List each line of the data that holds the string "misbruik", please.

» **Entries shown**:

------------------------------------

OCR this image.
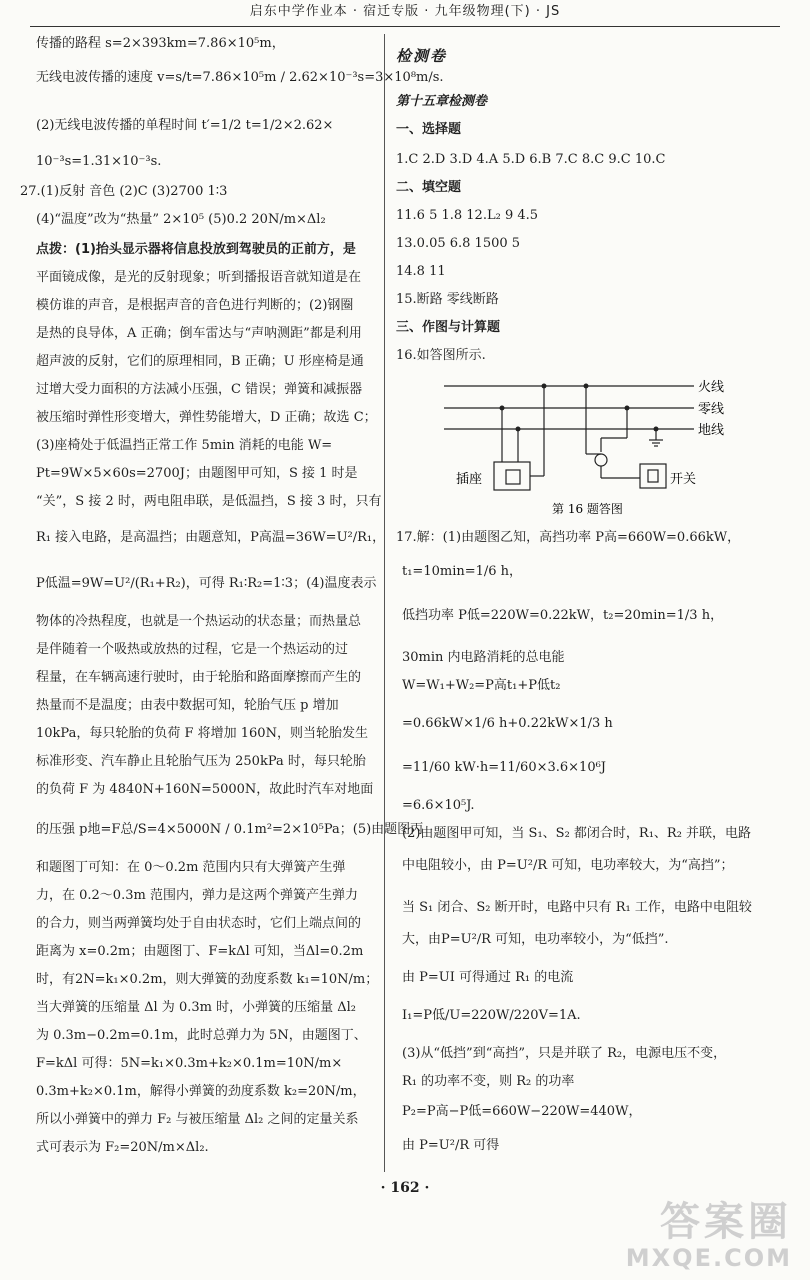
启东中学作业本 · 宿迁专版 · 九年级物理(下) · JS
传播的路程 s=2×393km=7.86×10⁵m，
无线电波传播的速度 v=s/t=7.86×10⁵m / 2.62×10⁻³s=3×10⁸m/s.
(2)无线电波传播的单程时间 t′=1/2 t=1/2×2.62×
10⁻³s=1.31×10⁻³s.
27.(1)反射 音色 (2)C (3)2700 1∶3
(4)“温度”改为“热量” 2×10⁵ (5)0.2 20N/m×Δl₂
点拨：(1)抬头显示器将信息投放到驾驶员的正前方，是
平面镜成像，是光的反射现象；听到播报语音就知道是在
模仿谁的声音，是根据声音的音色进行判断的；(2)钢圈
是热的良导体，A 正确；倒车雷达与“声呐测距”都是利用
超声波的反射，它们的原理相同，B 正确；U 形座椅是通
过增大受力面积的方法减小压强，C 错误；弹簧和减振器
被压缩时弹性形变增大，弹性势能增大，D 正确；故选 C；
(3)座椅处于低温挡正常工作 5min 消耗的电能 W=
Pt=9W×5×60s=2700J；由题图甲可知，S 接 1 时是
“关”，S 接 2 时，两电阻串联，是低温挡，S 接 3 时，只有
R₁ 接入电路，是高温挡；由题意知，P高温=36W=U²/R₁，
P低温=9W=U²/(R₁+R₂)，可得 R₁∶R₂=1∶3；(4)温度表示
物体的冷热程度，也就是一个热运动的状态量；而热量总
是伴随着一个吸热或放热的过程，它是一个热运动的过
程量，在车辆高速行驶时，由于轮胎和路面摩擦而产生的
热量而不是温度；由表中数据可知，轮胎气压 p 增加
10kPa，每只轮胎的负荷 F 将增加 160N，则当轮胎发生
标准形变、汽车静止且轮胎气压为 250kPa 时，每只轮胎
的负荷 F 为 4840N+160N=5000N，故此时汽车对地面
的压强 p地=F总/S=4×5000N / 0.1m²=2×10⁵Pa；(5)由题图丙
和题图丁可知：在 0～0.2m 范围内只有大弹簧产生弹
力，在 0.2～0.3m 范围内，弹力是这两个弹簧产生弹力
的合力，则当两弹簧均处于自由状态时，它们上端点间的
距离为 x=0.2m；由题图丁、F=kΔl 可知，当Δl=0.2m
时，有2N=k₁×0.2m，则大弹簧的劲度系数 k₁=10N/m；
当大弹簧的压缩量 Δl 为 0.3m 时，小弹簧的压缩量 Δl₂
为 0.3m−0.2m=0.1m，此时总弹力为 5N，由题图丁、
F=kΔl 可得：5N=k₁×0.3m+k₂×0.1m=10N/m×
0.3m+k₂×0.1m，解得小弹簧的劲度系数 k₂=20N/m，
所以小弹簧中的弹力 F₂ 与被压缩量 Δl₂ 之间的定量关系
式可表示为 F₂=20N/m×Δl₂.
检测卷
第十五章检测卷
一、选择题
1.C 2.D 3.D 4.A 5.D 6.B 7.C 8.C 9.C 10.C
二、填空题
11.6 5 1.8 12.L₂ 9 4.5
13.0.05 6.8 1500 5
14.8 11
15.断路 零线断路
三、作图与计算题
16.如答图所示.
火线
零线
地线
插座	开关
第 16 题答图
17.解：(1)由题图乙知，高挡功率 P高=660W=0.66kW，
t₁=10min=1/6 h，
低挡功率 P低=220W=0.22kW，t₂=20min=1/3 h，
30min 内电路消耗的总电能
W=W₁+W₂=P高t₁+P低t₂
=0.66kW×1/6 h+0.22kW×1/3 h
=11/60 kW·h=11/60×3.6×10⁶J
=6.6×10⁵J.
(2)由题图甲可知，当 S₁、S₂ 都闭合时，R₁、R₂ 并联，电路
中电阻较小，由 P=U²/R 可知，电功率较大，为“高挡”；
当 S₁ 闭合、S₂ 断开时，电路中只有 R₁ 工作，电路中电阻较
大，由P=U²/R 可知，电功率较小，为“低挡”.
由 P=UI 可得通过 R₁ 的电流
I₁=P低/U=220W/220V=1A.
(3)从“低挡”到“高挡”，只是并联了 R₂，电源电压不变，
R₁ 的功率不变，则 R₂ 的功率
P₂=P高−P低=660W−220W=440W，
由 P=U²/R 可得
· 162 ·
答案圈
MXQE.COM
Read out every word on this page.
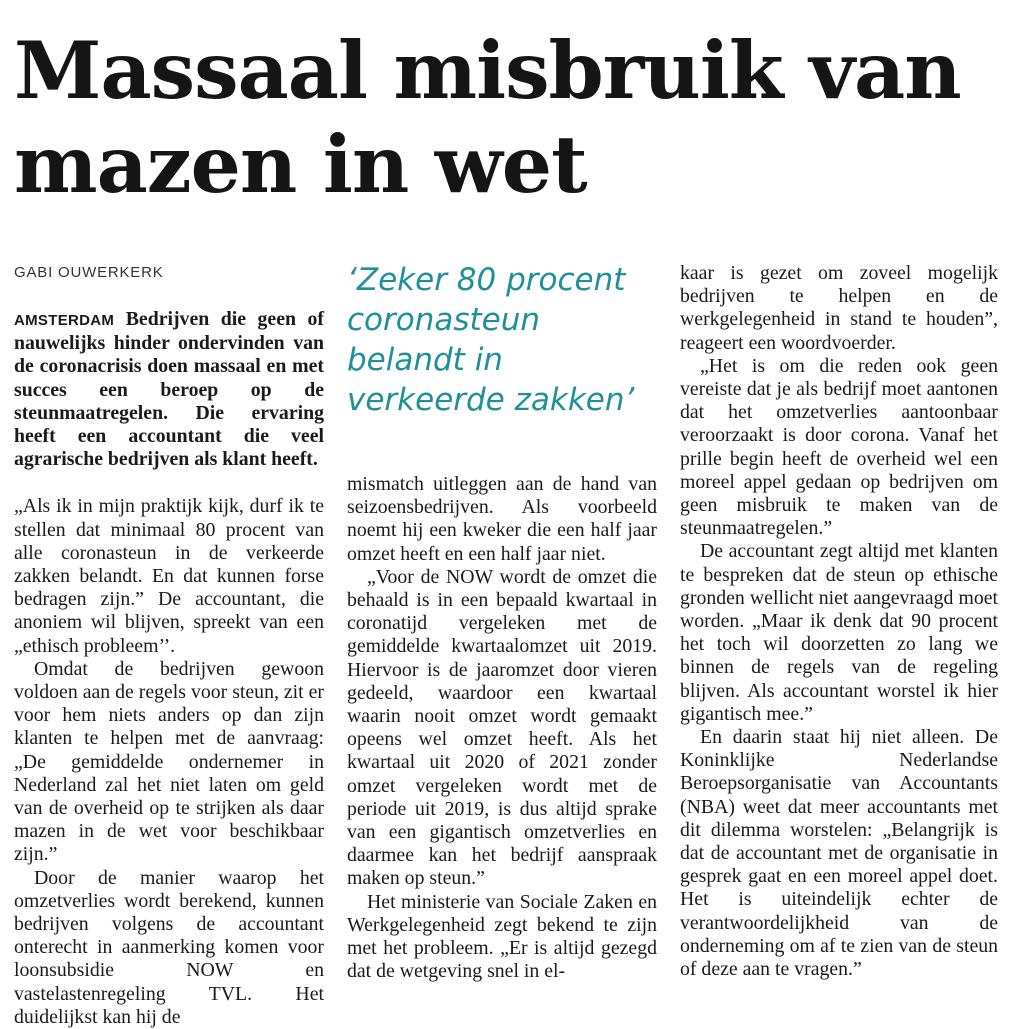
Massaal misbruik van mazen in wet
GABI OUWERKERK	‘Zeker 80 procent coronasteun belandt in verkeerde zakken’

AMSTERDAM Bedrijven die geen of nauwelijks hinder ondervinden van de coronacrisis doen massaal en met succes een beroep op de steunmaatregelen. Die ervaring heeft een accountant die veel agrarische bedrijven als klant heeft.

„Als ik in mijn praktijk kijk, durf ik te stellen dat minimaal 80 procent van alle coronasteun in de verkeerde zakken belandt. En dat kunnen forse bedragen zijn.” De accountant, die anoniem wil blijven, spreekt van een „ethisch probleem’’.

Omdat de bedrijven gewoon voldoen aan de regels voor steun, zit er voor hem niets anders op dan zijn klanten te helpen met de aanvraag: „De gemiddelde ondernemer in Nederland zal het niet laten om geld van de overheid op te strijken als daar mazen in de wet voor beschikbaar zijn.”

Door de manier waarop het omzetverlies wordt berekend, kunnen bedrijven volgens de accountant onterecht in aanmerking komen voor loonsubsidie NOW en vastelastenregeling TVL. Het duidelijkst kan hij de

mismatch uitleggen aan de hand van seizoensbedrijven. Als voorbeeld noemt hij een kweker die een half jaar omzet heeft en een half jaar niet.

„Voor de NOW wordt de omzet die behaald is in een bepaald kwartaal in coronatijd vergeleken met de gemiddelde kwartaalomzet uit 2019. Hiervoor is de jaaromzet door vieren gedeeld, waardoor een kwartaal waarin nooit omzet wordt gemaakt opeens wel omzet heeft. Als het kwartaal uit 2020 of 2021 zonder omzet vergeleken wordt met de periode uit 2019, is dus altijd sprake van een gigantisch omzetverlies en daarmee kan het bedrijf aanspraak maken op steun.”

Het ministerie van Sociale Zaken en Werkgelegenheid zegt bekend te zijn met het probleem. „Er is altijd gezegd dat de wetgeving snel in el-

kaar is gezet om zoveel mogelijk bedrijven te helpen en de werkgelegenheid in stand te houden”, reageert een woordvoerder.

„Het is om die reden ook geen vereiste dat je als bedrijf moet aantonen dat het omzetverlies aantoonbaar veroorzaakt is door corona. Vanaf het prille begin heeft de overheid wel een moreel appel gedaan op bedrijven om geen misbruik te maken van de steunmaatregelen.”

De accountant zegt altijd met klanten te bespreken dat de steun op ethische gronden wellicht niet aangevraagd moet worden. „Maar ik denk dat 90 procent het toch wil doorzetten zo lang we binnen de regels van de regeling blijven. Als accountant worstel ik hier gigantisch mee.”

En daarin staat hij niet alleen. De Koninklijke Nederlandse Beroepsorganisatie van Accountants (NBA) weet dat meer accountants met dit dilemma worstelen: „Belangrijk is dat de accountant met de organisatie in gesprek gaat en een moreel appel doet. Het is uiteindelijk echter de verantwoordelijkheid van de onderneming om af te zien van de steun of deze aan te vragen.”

------------------------------------

» **Output below**:
Massaal misbruik van mazen in wet
„Het is om die reden ook geen vereiste dat je als bedrijf moet aantonen dat het omzetverlies aantoonbaar veroorzaakt is door corona. Vanaf het prille begin heeft de overheid wel een moreel appel gedaan op bedrijven om geen misbruik te maken van de steunmaatregelen.”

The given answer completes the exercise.